**** Task input ****

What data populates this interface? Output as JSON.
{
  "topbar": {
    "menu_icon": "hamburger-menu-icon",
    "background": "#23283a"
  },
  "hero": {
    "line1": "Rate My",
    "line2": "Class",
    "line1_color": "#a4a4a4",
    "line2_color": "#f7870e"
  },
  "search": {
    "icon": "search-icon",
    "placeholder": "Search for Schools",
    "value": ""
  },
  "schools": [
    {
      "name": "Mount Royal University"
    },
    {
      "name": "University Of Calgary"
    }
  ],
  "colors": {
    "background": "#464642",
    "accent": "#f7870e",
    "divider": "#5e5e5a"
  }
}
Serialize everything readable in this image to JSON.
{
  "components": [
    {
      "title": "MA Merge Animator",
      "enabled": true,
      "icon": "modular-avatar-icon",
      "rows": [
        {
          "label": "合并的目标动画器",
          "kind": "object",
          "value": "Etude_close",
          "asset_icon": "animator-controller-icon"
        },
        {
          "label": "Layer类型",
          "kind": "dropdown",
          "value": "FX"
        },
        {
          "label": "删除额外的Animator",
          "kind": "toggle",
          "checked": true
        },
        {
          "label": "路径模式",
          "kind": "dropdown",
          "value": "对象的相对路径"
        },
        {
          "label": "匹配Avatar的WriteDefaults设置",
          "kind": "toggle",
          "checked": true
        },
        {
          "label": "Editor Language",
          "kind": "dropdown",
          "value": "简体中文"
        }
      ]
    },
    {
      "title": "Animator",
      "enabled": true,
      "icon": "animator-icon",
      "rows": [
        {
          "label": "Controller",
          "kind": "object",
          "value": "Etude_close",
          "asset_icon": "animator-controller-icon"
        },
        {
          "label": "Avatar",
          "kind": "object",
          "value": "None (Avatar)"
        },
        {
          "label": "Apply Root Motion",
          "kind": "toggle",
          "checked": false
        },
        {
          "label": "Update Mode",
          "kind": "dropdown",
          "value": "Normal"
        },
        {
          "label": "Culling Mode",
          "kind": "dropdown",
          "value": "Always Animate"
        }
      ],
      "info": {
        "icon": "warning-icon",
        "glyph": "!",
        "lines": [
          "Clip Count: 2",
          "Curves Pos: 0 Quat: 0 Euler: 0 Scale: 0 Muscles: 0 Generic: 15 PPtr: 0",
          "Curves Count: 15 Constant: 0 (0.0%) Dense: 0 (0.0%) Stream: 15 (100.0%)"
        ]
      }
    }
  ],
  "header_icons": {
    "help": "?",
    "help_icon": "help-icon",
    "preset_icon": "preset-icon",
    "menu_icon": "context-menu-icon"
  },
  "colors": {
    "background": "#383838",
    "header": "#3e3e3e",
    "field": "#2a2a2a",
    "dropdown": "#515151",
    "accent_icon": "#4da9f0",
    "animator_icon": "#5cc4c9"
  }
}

****

__What is asked__. Reproduce the listing in full. Keep it exactly as written.

__Reply to the task__.
What data populates this interface? Output as JSON.
{
  "topbar": {
    "menu_icon": "hamburger-menu-icon",
    "background": "#23283a"
  },
  "hero": {
    "line1": "Rate My",
    "line2": "Class",
    "line1_color": "#a4a4a4",
    "line2_color": "#f7870e"
  },
  "search": {
    "icon": "search-icon",
    "placeholder": "Search for Schools",
    "value": ""
  },
  "schools": [
    {
      "name": "Mount Royal University"
    },
    {
      "name": "University Of Calgary"
    }
  ],
  "colors": {
    "background": "#464642",
    "accent": "#f7870e",
    "divider": "#5e5e5a"
  }
}
Serialize everything readable in this image to JSON.
{
  "components": [
    {
      "title": "MA Merge Animator",
      "enabled": true,
      "icon": "modular-avatar-icon",
      "rows": [
        {
          "label": "合并的目标动画器",
          "kind": "object",
          "value": "Etude_close",
          "asset_icon": "animator-controller-icon"
        },
        {
          "label": "Layer类型",
          "kind": "dropdown",
          "value": "FX"
        },
        {
          "label": "删除额外的Animator",
          "kind": "toggle",
          "checked": true
        },
        {
          "label": "路径模式",
          "kind": "dropdown",
          "value": "对象的相对路径"
        },
        {
          "label": "匹配Avatar的WriteDefaults设置",
          "kind": "toggle",
          "checked": true
        },
        {
          "label": "Editor Language",
          "kind": "dropdown",
          "value": "简体中文"
        }
      ]
    },
    {
      "title": "Animator",
      "enabled": true,
      "icon": "animator-icon",
      "rows": [
        {
          "label": "Controller",
          "kind": "object",
          "value": "Etude_close",
          "asset_icon": "animator-controller-icon"
        },
        {
          "label": "Avatar",
          "kind": "object",
          "value": "None (Avatar)"
        },
        {
          "label": "Apply Root Motion",
          "kind": "toggle",
          "checked": false
        },
        {
          "label": "Update Mode",
          "kind": "dropdown",
          "value": "Normal"
        },
        {
          "label": "Culling Mode",
          "kind": "dropdown",
          "value": "Always Animate"
        }
      ],
      "info": {
        "icon": "warning-icon",
        "glyph": "!",
        "lines": [
          "Clip Count: 2",
          "Curves Pos: 0 Quat: 0 Euler: 0 Scale: 0 Muscles: 0 Generic: 15 PPtr: 0",
          "Curves Count: 15 Constant: 0 (0.0%) Dense: 0 (0.0%) Stream: 15 (100.0%)"
        ]
      }
    }
  ],
  "header_icons": {
    "help": "?",
    "help_icon": "help-icon",
    "preset_icon": "preset-icon",
    "menu_icon": "context-menu-icon"
  },
  "colors": {
    "background": "#383838",
    "header": "#3e3e3e",
    "field": "#2a2a2a",
    "dropdown": "#515151",
    "accent_icon": "#4da9f0",
    "animator_icon": "#5cc4c9"
  }
}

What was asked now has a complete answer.